▸ Objective
Return every record below exactly as written, omitting any pictures.

▸ Record list
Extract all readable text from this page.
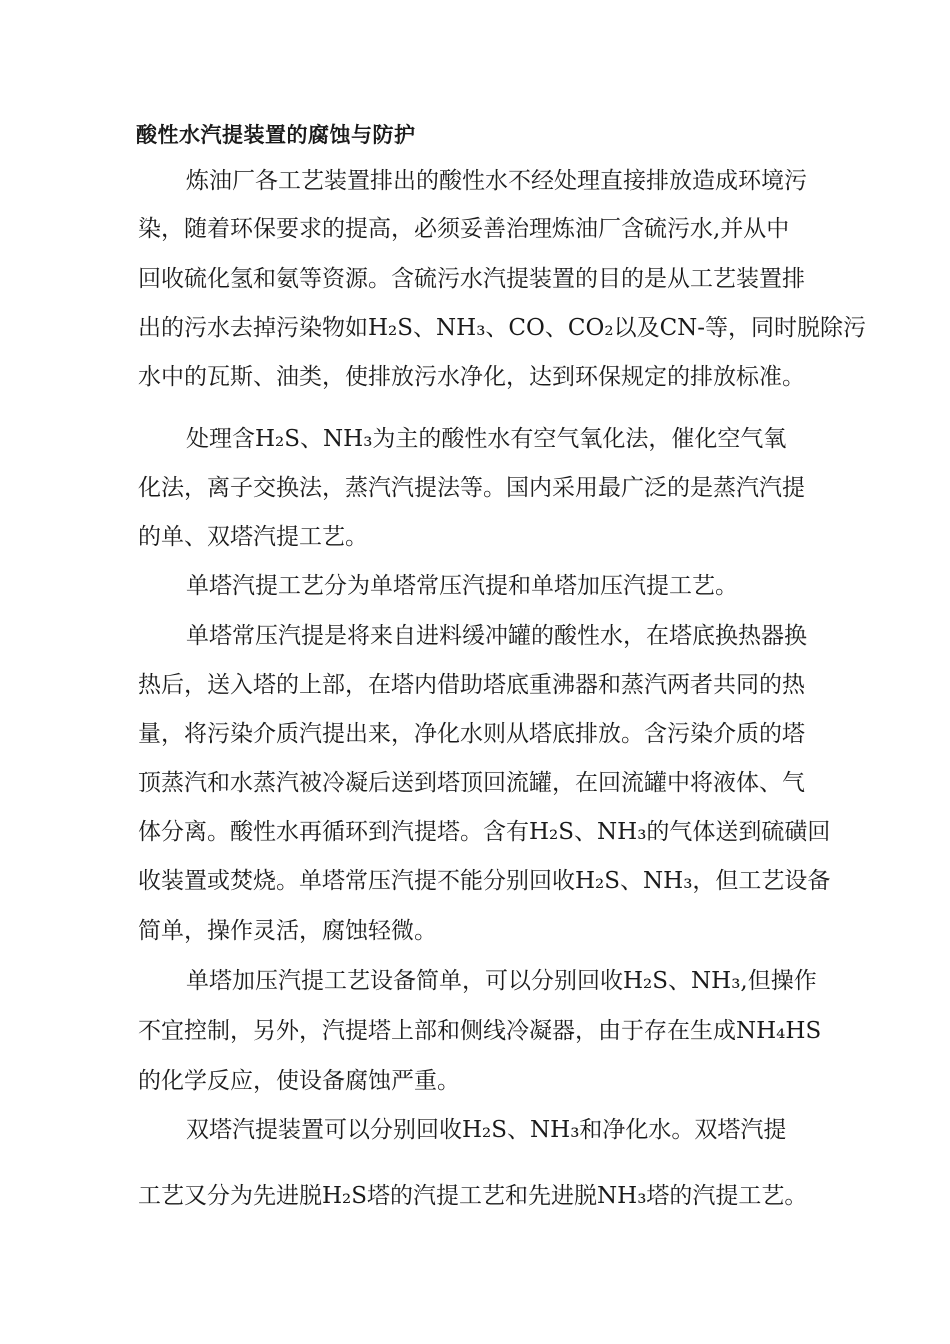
酸性水汽提装置的腐蚀与防护
炼油厂各工艺装置排出的酸性水不经处理直接排放造成环境污
染，随着环保要求的提高，必须妥善治理炼油厂含硫污水,并从中
回收硫化氢和氨等资源。含硫污水汽提装置的目的是从工艺装置排
出的污水去掉污染物如H₂S、NH₃、CO、CO₂以及CN-等，同时脱除污
水中的瓦斯、油类，使排放污水净化，达到环保规定的排放标准。
处理含H₂S、NH₃为主的酸性水有空气氧化法，催化空气氧
化法，离子交换法，蒸汽汽提法等。国内采用最广泛的是蒸汽汽提
的单、双塔汽提工艺。
单塔汽提工艺分为单塔常压汽提和单塔加压汽提工艺。
单塔常压汽提是将来自进料缓冲罐的酸性水，在塔底换热器换
热后，送入塔的上部，在塔内借助塔底重沸器和蒸汽两者共同的热
量，将污染介质汽提出来，净化水则从塔底排放。含污染介质的塔
顶蒸汽和水蒸汽被冷凝后送到塔顶回流罐，在回流罐中将液体、气
体分离。酸性水再循环到汽提塔。含有H₂S、NH₃的气体送到硫磺回
收装置或焚烧。单塔常压汽提不能分别回收H₂S、NH₃，但工艺设备
简单，操作灵活，腐蚀轻微。
单塔加压汽提工艺设备简单，可以分别回收H₂S、NH₃,但操作
不宜控制，另外，汽提塔上部和侧线冷凝器，由于存在生成NH₄HS
的化学反应，使设备腐蚀严重。
双塔汽提装置可以分别回收H₂S、NH₃和净化水。双塔汽提
工艺又分为先进脱H₂S塔的汽提工艺和先进脱NH₃塔的汽提工艺。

▸ Exercise result
Extract all readable text from this page.
酸性水汽提装置的腐蚀与防护
炼油厂各工艺装置排出的酸性水不经处理直接排放造成环境污
染，随着环保要求的提高，必须妥善治理炼油厂含硫污水,并从中
回收硫化氢和氨等资源。含硫污水汽提装置的目的是从工艺装置排
出的污水去掉污染物如H₂S、NH₃、CO、CO₂以及CN-等，同时脱除污
水中的瓦斯、油类，使排放污水净化，达到环保规定的排放标准。
处理含H₂S、NH₃为主的酸性水有空气氧化法，催化空气氧
化法，离子交换法，蒸汽汽提法等。国内采用最广泛的是蒸汽汽提
的单、双塔汽提工艺。
单塔汽提工艺分为单塔常压汽提和单塔加压汽提工艺。
单塔常压汽提是将来自进料缓冲罐的酸性水，在塔底换热器换
热后，送入塔的上部，在塔内借助塔底重沸器和蒸汽两者共同的热
量，将污染介质汽提出来，净化水则从塔底排放。含污染介质的塔
顶蒸汽和水蒸汽被冷凝后送到塔顶回流罐，在回流罐中将液体、气
体分离。酸性水再循环到汽提塔。含有H₂S、NH₃的气体送到硫磺回
收装置或焚烧。单塔常压汽提不能分别回收H₂S、NH₃，但工艺设备
简单，操作灵活，腐蚀轻微。
单塔加压汽提工艺设备简单，可以分别回收H₂S、NH₃,但操作
不宜控制，另外，汽提塔上部和侧线冷凝器，由于存在生成NH₄HS
的化学反应，使设备腐蚀严重。
双塔汽提装置可以分别回收H₂S、NH₃和净化水。双塔汽提
工艺又分为先进脱H₂S塔的汽提工艺和先进脱NH₃塔的汽提工艺。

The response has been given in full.